Collected data
----
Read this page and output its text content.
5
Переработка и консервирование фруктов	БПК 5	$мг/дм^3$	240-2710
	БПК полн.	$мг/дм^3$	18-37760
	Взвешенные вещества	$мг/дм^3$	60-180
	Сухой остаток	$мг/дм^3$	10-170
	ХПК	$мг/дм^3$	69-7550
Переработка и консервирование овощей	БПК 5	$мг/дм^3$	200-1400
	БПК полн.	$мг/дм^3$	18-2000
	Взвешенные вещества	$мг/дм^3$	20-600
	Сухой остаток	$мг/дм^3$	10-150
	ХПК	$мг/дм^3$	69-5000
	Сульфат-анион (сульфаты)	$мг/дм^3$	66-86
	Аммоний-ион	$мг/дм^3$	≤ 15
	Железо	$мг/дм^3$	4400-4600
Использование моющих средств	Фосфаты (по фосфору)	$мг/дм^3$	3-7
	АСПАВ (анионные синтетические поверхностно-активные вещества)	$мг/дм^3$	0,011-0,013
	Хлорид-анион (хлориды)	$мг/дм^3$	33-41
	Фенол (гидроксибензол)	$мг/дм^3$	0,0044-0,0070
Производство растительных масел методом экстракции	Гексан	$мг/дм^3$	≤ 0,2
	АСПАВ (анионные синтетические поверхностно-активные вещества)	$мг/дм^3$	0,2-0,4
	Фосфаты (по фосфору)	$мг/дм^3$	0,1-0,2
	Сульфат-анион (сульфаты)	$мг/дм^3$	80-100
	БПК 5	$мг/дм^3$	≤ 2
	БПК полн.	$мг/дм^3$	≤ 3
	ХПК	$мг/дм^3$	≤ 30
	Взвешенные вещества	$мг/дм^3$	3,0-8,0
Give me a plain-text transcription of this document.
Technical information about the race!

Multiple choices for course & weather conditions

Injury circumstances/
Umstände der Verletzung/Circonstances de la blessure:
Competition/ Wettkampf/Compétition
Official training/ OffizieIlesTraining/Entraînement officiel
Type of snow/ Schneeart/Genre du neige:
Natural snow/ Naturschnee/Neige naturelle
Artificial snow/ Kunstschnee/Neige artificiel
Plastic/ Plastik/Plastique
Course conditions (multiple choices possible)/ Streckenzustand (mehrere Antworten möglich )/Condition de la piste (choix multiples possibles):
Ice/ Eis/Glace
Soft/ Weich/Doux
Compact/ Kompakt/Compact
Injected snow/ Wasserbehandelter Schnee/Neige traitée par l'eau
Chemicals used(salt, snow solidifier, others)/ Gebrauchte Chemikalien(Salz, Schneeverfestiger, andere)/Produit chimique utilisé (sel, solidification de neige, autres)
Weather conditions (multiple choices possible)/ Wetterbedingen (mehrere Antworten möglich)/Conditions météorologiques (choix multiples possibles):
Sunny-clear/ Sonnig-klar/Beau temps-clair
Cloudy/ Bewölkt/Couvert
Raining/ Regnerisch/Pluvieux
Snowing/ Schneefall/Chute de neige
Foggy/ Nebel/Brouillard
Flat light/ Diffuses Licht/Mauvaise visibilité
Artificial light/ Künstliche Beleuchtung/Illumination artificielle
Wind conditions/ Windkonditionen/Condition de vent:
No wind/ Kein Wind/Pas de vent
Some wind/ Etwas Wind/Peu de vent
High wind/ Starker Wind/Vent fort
----
> **DIRECTIVE**:
Extract the data in full. Keep it word for word.

> **RESULT**:
Read this page and output its text content.
5
Переработка и консервирование фруктов	БПК 5	$мг/дм^3$	240-2710
	БПК полн.	$мг/дм^3$	18-37760
	Взвешенные вещества	$мг/дм^3$	60-180
	Сухой остаток	$мг/дм^3$	10-170
	ХПК	$мг/дм^3$	69-7550
Переработка и консервирование овощей	БПК 5	$мг/дм^3$	200-1400
	БПК полн.	$мг/дм^3$	18-2000
	Взвешенные вещества	$мг/дм^3$	20-600
	Сухой остаток	$мг/дм^3$	10-150
	ХПК	$мг/дм^3$	69-5000
	Сульфат-анион (сульфаты)	$мг/дм^3$	66-86
	Аммоний-ион	$мг/дм^3$	≤ 15
	Железо	$мг/дм^3$	4400-4600
Использование моющих средств	Фосфаты (по фосфору)	$мг/дм^3$	3-7
	АСПАВ (анионные синтетические поверхностно-активные вещества)	$мг/дм^3$	0,011-0,013
	Хлорид-анион (хлориды)	$мг/дм^3$	33-41
	Фенол (гидроксибензол)	$мг/дм^3$	0,0044-0,0070
Производство растительных масел методом экстракции	Гексан	$мг/дм^3$	≤ 0,2
	АСПАВ (анионные синтетические поверхностно-активные вещества)	$мг/дм^3$	0,2-0,4
	Фосфаты (по фосфору)	$мг/дм^3$	0,1-0,2
	Сульфат-анион (сульфаты)	$мг/дм^3$	80-100
	БПК 5	$мг/дм^3$	≤ 2
	БПК полн.	$мг/дм^3$	≤ 3
	ХПК	$мг/дм^3$	≤ 30
	Взвешенные вещества	$мг/дм^3$	3,0-8,0
Give me a plain-text transcription of this document.
Technical information about the race!

Multiple choices for course & weather conditions

Injury circumstances/
Umstände der Verletzung/Circonstances de la blessure:
Competition/ Wettkampf/Compétition
Official training/ OffizieIlesTraining/Entraînement officiel
Type of snow/ Schneeart/Genre du neige:
Natural snow/ Naturschnee/Neige naturelle
Artificial snow/ Kunstschnee/Neige artificiel
Plastic/ Plastik/Plastique
Course conditions (multiple choices possible)/ Streckenzustand (mehrere Antworten möglich )/Condition de la piste (choix multiples possibles):
Ice/ Eis/Glace
Soft/ Weich/Doux
Compact/ Kompakt/Compact
Injected snow/ Wasserbehandelter Schnee/Neige traitée par l'eau
Chemicals used(salt, snow solidifier, others)/ Gebrauchte Chemikalien(Salz, Schneeverfestiger, andere)/Produit chimique utilisé (sel, solidification de neige, autres)
Weather conditions (multiple choices possible)/ Wetterbedingen (mehrere Antworten möglich)/Conditions météorologiques (choix multiples possibles):
Sunny-clear/ Sonnig-klar/Beau temps-clair
Cloudy/ Bewölkt/Couvert
Raining/ Regnerisch/Pluvieux
Snowing/ Schneefall/Chute de neige
Foggy/ Nebel/Brouillard
Flat light/ Diffuses Licht/Mauvaise visibilité
Artificial light/ Künstliche Beleuchtung/Illumination artificielle
Wind conditions/ Windkonditionen/Condition de vent:
No wind/ Kein Wind/Pas de vent
Some wind/ Etwas Wind/Peu de vent
High wind/ Starker Wind/Vent fort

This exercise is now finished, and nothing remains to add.